> [Petunjuk Latihan]: Gantilah "renko-brick-up" dengan "renko-brick-bullish" pada semua item di bawah ini, lalu tuliskan kembali baris-barisnya tanpa mengubah bagian lain. Jangan sertakan gambar dalam jawaban.

(Data anotasi tata letak visual)

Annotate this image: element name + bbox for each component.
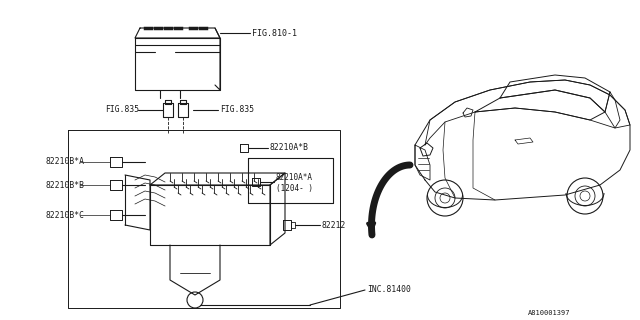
Text: 82210A*B: 82210A*B — [270, 143, 309, 153]
Text: A810001397: A810001397 — [527, 310, 570, 316]
Text: (1204- ): (1204- ) — [276, 183, 313, 193]
Text: 82210B*A: 82210B*A — [45, 157, 84, 166]
Text: 82210B*C: 82210B*C — [45, 211, 84, 220]
Text: FIG.810-1: FIG.810-1 — [252, 28, 297, 37]
Text: FIG.835: FIG.835 — [220, 106, 254, 115]
Text: 82212: 82212 — [322, 220, 346, 229]
Text: FIG.835: FIG.835 — [105, 106, 139, 115]
Text: INC.81400: INC.81400 — [367, 285, 411, 294]
Text: 82210A*A: 82210A*A — [276, 173, 313, 182]
Text: 82210B*B: 82210B*B — [45, 180, 84, 189]
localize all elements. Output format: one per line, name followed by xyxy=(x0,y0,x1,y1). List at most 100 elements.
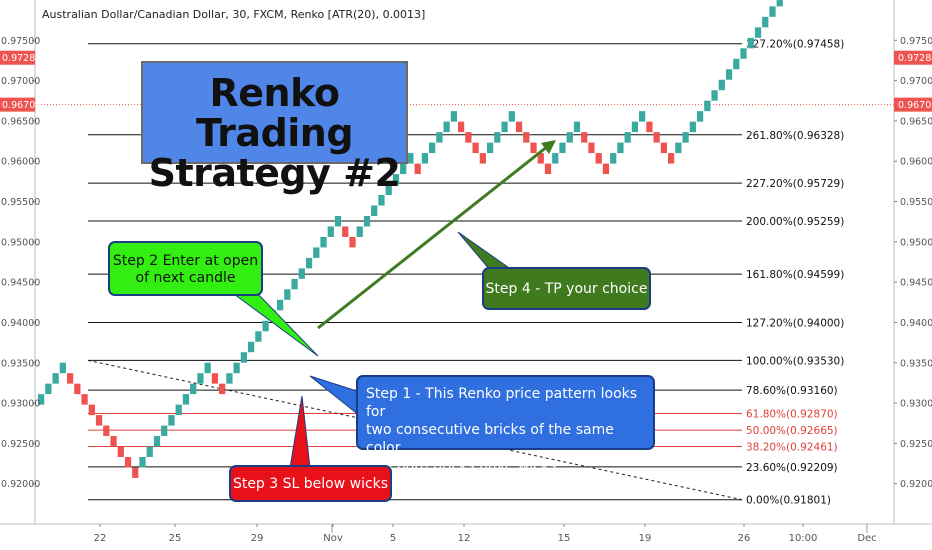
renko-brick-up xyxy=(255,331,262,342)
renko-brick-up xyxy=(617,142,624,154)
renko-brick-up xyxy=(443,121,450,133)
renko-brick-down xyxy=(465,132,472,143)
renko-brick-up xyxy=(378,195,385,206)
renko-brick-up xyxy=(363,215,371,227)
current-price-tag-right xyxy=(894,50,932,65)
fib-level-label: 227.20%(0.95729) xyxy=(746,178,844,190)
fib-level-label: 61.80%(0.92870) xyxy=(746,409,838,421)
renko-brick-up xyxy=(711,90,718,101)
y-tick-label-right: 0.94500 xyxy=(900,278,932,289)
y-tick-label-left: 0.93000 xyxy=(1,399,40,410)
renko-brick-up xyxy=(689,121,696,133)
renko-brick-up xyxy=(305,257,313,269)
renko-brick-up xyxy=(334,215,342,227)
fib-level-label: 100.00%(0.93530) xyxy=(746,355,844,367)
step1-callout: Step 1 - This Renko price pattern looks … xyxy=(356,375,655,474)
y-tick-label-left: 0.94000 xyxy=(1,318,40,329)
renko-brick-up xyxy=(508,111,515,122)
y-tick-label-left: 0.96500 xyxy=(1,116,40,127)
strategy-title-line-1: Renko Trading xyxy=(195,71,354,155)
renko-brick-down xyxy=(458,121,465,133)
renko-brick-up xyxy=(407,153,414,164)
renko-brick-down xyxy=(544,163,552,175)
renko-brick-up xyxy=(190,383,197,395)
renko-brick-up xyxy=(146,446,153,458)
renko-brick-up xyxy=(385,184,392,196)
renko-brick-down xyxy=(537,153,544,164)
renko-brick-up xyxy=(436,132,443,143)
strategy-title-line-2: Strategy #2 xyxy=(148,151,401,195)
renko-brick-down xyxy=(660,142,667,154)
fib-level-label: 327.20%(0.97458) xyxy=(746,39,844,51)
renko-brick-up xyxy=(356,226,363,237)
renko-brick-up xyxy=(675,142,682,154)
renko-brick-up xyxy=(486,142,494,154)
y-tick-label-right: 0.92500 xyxy=(900,439,932,450)
renko-brick-down xyxy=(74,383,81,395)
y-tick-label-right: 0.92000 xyxy=(900,479,932,490)
step2-line-2: of next candle xyxy=(135,270,236,286)
renko-brick-up xyxy=(168,415,175,426)
fib-level-label: 200.00%(0.95259) xyxy=(746,216,844,228)
fib-level-label: 261.80%(0.96328) xyxy=(746,130,844,142)
y-tick-label-right: 0.94000 xyxy=(900,318,932,329)
y-tick-label-left: 0.92500 xyxy=(1,439,40,450)
step2-callout: Step 2 Enter at open of next candle xyxy=(108,241,263,296)
renko-brick-down xyxy=(124,457,132,468)
renko-brick-down xyxy=(595,153,602,164)
fib-level-label: 23.60%(0.92209) xyxy=(746,462,838,474)
y-tick-label-left: 0.95000 xyxy=(1,237,40,248)
renko-brick-down xyxy=(219,383,226,395)
renko-brick-down xyxy=(479,153,486,164)
x-tick-label: 19 xyxy=(639,533,652,544)
y-tick-label-right: 0.93500 xyxy=(900,358,932,369)
renko-brick-up xyxy=(175,404,182,416)
renko-brick-down xyxy=(472,142,479,154)
y-tick-label-right: 0.97000 xyxy=(900,76,932,87)
renko-brick-up xyxy=(639,111,646,122)
marked-price-tag-right xyxy=(894,97,932,112)
y-tick-label-right: 0.95000 xyxy=(900,237,932,248)
renko-brick-down xyxy=(88,404,95,416)
renko-brick-up xyxy=(696,111,704,122)
x-tick-label: 12 xyxy=(458,533,471,544)
renko-brick-down xyxy=(515,121,523,133)
renko-brick-up xyxy=(327,226,334,237)
renko-brick-up xyxy=(298,268,305,279)
y-tick-label-left: 0.96000 xyxy=(1,157,40,168)
y-tick-label-left: 0.97000 xyxy=(1,76,40,87)
renko-bricks xyxy=(38,0,783,478)
marked-price-tag-right-text: 0.96702 xyxy=(898,100,932,111)
callout-arrows xyxy=(232,140,556,469)
renko-brick-up xyxy=(248,341,255,353)
renko-brick-up xyxy=(313,247,320,258)
step3-callout: Step 3 SL below wicks xyxy=(229,465,392,502)
renko-brick-up xyxy=(429,142,436,154)
marked-price-tag-left xyxy=(0,97,35,112)
renko-brick-up xyxy=(59,362,66,374)
renko-brick-up xyxy=(153,436,161,447)
x-tick-label: 5 xyxy=(390,533,396,544)
renko-brick-up xyxy=(262,320,269,332)
renko-brick-down xyxy=(132,467,139,478)
step1-line-3: and both bricks have wicks. xyxy=(366,458,561,474)
marked-price-tag-left-text: 0.96702 xyxy=(2,100,41,111)
renko-brick-up xyxy=(747,37,754,49)
current-price-tag-left-text: 0.97284 xyxy=(2,53,41,64)
renko-brick-up xyxy=(552,153,559,164)
renko-brick-up xyxy=(392,174,400,185)
renko-brick-up xyxy=(371,205,378,216)
y-tick-label-left: 0.94500 xyxy=(1,278,40,289)
renko-brick-down xyxy=(523,132,530,143)
current-price-tag-left xyxy=(0,50,35,65)
fib-level-label: 38.20%(0.92461) xyxy=(746,442,838,454)
renko-brick-down xyxy=(117,446,124,458)
renko-brick-down xyxy=(211,373,219,384)
renko-brick-up xyxy=(769,6,776,17)
renko-brick-up xyxy=(450,111,457,122)
renko-brick-up xyxy=(226,373,233,384)
renko-brick-down xyxy=(581,132,588,143)
x-tick-label: 15 xyxy=(558,533,571,544)
renko-brick-up xyxy=(276,299,284,311)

> [Hasil Tugas Ini]:
Annotate this image: element name + bbox for each component.
Text: 82210A*B: 82210A*B — [270, 143, 309, 153]
Text: A810001397: A810001397 — [527, 310, 570, 316]
Text: (1204- ): (1204- ) — [276, 183, 313, 193]
Text: 82210B*A: 82210B*A — [45, 157, 84, 166]
Text: 82210B*C: 82210B*C — [45, 211, 84, 220]
Text: FIG.810-1: FIG.810-1 — [252, 28, 297, 37]
Text: FIG.835: FIG.835 — [220, 106, 254, 115]
Text: 82212: 82212 — [322, 220, 346, 229]
Text: FIG.835: FIG.835 — [105, 106, 139, 115]
Text: INC.81400: INC.81400 — [367, 285, 411, 294]
Text: 82210A*A: 82210A*A — [276, 173, 313, 182]
Text: 82210B*B: 82210B*B — [45, 180, 84, 189]
localize all elements. Output format: one per line, name followed by xyxy=(x0,y0,x1,y1). List at most 100 elements.
renko-brick-bullish xyxy=(255,331,262,342)
renko-brick-bullish xyxy=(617,142,624,154)
renko-brick-bullish xyxy=(443,121,450,133)
renko-brick-down xyxy=(465,132,472,143)
renko-brick-bullish xyxy=(378,195,385,206)
renko-brick-bullish xyxy=(363,215,371,227)
current-price-tag-right xyxy=(894,50,932,65)
fib-level-label: 227.20%(0.95729) xyxy=(746,178,844,190)
fib-level-label: 61.80%(0.92870) xyxy=(746,409,838,421)
renko-brick-bullish xyxy=(711,90,718,101)
y-tick-label-right: 0.94500 xyxy=(900,278,932,289)
y-tick-label-left: 0.93000 xyxy=(1,399,40,410)
renko-brick-bullish xyxy=(689,121,696,133)
renko-brick-bullish xyxy=(305,257,313,269)
renko-brick-bullish xyxy=(334,215,342,227)
fib-level-label: 100.00%(0.93530) xyxy=(746,355,844,367)
step1-callout: Step 1 - This Renko price pattern looks … xyxy=(356,375,655,474)
y-tick-label-left: 0.94000 xyxy=(1,318,40,329)
renko-brick-bullish xyxy=(508,111,515,122)
y-tick-label-left: 0.96500 xyxy=(1,116,40,127)
strategy-title-line-1: Renko Trading xyxy=(195,71,354,155)
renko-brick-down xyxy=(458,121,465,133)
renko-brick-bullish xyxy=(407,153,414,164)
renko-brick-down xyxy=(544,163,552,175)
renko-brick-bullish xyxy=(190,383,197,395)
renko-brick-bullish xyxy=(146,446,153,458)
renko-brick-bullish xyxy=(385,184,392,196)
renko-brick-down xyxy=(537,153,544,164)
renko-brick-bullish xyxy=(436,132,443,143)
strategy-title-line-2: Strategy #2 xyxy=(148,151,401,195)
renko-brick-down xyxy=(660,142,667,154)
fib-level-label: 327.20%(0.97458) xyxy=(746,39,844,51)
renko-brick-bullish xyxy=(356,226,363,237)
renko-brick-bullish xyxy=(675,142,682,154)
renko-brick-bullish xyxy=(486,142,494,154)
y-tick-label-right: 0.92500 xyxy=(900,439,932,450)
renko-brick-down xyxy=(74,383,81,395)
y-tick-label-right: 0.92000 xyxy=(900,479,932,490)
step2-line-2: of next candle xyxy=(135,270,236,286)
renko-brick-bullish xyxy=(168,415,175,426)
fib-level-label: 200.00%(0.95259) xyxy=(746,216,844,228)
fib-level-label: 261.80%(0.96328) xyxy=(746,130,844,142)
y-tick-label-right: 0.94000 xyxy=(900,318,932,329)
y-tick-label-left: 0.92500 xyxy=(1,439,40,450)
step2-callout: Step 2 Enter at open of next candle xyxy=(108,241,263,296)
renko-brick-down xyxy=(124,457,132,468)
renko-brick-down xyxy=(595,153,602,164)
fib-level-label: 23.60%(0.92209) xyxy=(746,462,838,474)
y-tick-label-left: 0.95000 xyxy=(1,237,40,248)
renko-brick-down xyxy=(219,383,226,395)
renko-brick-down xyxy=(479,153,486,164)
x-tick-label: 19 xyxy=(639,533,652,544)
y-tick-label-right: 0.93500 xyxy=(900,358,932,369)
renko-brick-bullish xyxy=(175,404,182,416)
renko-brick-down xyxy=(472,142,479,154)
y-tick-label-right: 0.97000 xyxy=(900,76,932,87)
renko-brick-bullish xyxy=(639,111,646,122)
marked-price-tag-right xyxy=(894,97,932,112)
y-tick-label-right: 0.95000 xyxy=(900,237,932,248)
renko-brick-down xyxy=(88,404,95,416)
renko-brick-bullish xyxy=(696,111,704,122)
x-tick-label: 12 xyxy=(458,533,471,544)
renko-brick-down xyxy=(515,121,523,133)
renko-brick-bullish xyxy=(327,226,334,237)
renko-brick-bullish xyxy=(298,268,305,279)
y-tick-label-left: 0.96000 xyxy=(1,157,40,168)
y-tick-label-left: 0.97000 xyxy=(1,76,40,87)
renko-bricks xyxy=(38,0,783,478)
marked-price-tag-right-text: 0.96702 xyxy=(898,100,932,111)
callout-arrows xyxy=(232,140,556,469)
renko-brick-bullish xyxy=(248,341,255,353)
renko-brick-bullish xyxy=(313,247,320,258)
step3-callout: Step 3 SL below wicks xyxy=(229,465,392,502)
renko-brick-bullish xyxy=(429,142,436,154)
marked-price-tag-left xyxy=(0,97,35,112)
renko-brick-bullish xyxy=(59,362,66,374)
renko-brick-bullish xyxy=(153,436,161,447)
x-tick-label: 5 xyxy=(390,533,396,544)
renko-brick-bullish xyxy=(262,320,269,332)
renko-brick-down xyxy=(132,467,139,478)
step1-line-3: and both bricks have wicks. xyxy=(366,458,561,474)
marked-price-tag-left-text: 0.96702 xyxy=(2,100,41,111)
renko-brick-bullish xyxy=(747,37,754,49)
current-price-tag-left-text: 0.97284 xyxy=(2,53,41,64)
renko-brick-bullish xyxy=(552,153,559,164)
renko-brick-bullish xyxy=(392,174,400,185)
renko-brick-bullish xyxy=(371,205,378,216)
y-tick-label-left: 0.94500 xyxy=(1,278,40,289)
renko-brick-down xyxy=(523,132,530,143)
current-price-tag-left xyxy=(0,50,35,65)
fib-level-label: 38.20%(0.92461) xyxy=(746,442,838,454)
renko-brick-down xyxy=(117,446,124,458)
renko-brick-down xyxy=(211,373,219,384)
renko-brick-bullish xyxy=(769,6,776,17)
renko-brick-bullish xyxy=(450,111,457,122)
renko-brick-bullish xyxy=(226,373,233,384)
renko-brick-down xyxy=(581,132,588,143)
x-tick-label: 15 xyxy=(558,533,571,544)
renko-brick-bullish xyxy=(276,299,284,311)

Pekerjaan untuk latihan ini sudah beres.